(Stored data)
— Start —

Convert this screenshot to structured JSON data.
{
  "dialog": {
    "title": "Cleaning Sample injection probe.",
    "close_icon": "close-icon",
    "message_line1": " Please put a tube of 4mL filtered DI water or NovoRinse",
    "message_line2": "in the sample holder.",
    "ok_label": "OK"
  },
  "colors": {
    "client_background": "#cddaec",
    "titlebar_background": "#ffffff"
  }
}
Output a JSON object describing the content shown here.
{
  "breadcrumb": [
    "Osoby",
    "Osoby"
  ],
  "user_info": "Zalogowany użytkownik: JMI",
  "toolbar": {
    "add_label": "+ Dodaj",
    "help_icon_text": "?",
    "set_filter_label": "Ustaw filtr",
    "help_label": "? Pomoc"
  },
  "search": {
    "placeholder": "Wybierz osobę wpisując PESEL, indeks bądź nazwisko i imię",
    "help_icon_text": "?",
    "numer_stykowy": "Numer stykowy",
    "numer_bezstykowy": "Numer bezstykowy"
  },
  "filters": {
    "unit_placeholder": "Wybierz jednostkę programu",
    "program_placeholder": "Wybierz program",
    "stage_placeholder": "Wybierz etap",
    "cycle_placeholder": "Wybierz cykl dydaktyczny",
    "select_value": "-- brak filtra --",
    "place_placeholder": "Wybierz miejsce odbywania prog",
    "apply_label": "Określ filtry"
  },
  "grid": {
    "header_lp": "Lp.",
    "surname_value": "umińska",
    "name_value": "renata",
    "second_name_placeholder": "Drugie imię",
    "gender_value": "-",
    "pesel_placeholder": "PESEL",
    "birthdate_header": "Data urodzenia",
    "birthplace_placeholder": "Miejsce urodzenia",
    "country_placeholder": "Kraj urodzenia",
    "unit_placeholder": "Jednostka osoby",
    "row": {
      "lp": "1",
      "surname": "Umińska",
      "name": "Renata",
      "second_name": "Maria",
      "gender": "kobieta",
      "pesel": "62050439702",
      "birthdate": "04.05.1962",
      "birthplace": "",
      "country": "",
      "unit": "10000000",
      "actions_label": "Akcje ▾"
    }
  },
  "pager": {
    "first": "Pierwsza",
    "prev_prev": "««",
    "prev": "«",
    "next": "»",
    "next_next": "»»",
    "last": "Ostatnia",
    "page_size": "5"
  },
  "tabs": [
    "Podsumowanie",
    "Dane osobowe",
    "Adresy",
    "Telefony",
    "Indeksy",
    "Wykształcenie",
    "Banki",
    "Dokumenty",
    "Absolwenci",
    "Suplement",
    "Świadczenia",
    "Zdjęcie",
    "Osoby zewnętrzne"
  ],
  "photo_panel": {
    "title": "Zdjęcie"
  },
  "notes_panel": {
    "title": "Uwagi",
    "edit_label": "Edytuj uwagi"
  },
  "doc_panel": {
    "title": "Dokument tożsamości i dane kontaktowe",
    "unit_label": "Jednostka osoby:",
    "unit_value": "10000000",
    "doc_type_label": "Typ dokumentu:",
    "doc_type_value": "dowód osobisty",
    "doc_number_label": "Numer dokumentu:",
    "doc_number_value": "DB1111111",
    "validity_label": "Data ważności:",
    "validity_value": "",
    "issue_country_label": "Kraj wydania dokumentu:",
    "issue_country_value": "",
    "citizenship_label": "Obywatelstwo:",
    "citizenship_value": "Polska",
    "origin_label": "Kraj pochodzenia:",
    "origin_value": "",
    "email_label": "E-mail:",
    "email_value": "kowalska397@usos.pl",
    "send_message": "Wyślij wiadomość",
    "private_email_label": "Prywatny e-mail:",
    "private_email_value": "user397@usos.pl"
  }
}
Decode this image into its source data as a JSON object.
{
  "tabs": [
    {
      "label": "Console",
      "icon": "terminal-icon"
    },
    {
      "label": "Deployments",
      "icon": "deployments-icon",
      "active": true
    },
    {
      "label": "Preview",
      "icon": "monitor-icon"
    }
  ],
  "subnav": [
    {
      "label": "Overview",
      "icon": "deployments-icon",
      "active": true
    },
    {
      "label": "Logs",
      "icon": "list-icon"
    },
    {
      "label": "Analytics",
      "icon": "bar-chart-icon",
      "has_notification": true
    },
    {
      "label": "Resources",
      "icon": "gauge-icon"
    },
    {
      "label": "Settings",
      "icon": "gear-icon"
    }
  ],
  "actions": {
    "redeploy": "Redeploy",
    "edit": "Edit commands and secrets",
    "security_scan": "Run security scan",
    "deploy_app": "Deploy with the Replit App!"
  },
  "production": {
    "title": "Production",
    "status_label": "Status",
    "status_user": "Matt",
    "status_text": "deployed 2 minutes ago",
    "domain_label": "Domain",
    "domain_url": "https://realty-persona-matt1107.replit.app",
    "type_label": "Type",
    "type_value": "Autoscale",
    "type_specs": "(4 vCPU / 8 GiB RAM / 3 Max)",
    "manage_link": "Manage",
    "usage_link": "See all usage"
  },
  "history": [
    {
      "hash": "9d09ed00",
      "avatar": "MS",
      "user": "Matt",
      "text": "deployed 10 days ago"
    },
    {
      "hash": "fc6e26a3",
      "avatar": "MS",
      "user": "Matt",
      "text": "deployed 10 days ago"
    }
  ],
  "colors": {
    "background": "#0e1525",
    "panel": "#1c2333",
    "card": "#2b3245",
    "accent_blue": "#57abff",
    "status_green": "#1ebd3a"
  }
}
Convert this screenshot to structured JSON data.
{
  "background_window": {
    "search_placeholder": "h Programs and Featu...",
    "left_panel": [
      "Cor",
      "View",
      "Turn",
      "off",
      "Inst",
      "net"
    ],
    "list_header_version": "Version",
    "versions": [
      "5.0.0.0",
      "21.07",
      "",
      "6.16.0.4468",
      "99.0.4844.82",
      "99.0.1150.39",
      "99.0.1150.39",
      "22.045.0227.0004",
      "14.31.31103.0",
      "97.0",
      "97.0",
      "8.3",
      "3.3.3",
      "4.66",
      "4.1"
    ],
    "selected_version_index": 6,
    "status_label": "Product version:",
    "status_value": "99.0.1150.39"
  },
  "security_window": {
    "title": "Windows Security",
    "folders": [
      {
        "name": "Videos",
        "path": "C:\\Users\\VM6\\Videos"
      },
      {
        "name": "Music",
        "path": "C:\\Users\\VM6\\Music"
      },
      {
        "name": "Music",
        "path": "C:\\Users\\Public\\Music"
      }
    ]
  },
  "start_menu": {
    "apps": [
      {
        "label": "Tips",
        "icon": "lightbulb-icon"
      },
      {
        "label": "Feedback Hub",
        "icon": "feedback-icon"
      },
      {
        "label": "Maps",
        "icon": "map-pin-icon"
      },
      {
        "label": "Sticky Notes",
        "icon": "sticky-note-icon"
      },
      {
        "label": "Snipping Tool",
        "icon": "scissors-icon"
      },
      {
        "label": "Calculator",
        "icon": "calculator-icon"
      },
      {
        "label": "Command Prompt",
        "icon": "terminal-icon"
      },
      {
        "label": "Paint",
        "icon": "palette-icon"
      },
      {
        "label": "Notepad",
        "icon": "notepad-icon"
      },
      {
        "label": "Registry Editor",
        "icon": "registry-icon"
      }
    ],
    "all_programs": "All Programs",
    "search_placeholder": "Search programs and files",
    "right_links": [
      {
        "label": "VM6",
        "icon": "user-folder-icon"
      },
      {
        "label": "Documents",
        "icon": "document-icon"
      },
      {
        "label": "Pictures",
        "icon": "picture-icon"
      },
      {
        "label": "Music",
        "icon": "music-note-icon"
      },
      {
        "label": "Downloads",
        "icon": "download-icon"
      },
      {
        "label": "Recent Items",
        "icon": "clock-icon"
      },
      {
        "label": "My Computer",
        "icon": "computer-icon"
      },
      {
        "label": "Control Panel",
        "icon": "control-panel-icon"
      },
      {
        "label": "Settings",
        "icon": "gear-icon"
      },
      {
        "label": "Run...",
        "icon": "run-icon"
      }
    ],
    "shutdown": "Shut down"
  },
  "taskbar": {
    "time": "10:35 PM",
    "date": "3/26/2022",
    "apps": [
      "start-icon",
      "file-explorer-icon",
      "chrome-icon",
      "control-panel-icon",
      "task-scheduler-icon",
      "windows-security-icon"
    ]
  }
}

— End —

[TO BE DONE]: List each line in the listing that contains the string "imię".

[CORRECT RESULT]:
    "placeholder": "Wybierz osobę wpisując PESEL, indeks bądź nazwisko i imię",
    "second_name_placeholder": "Drugie imię",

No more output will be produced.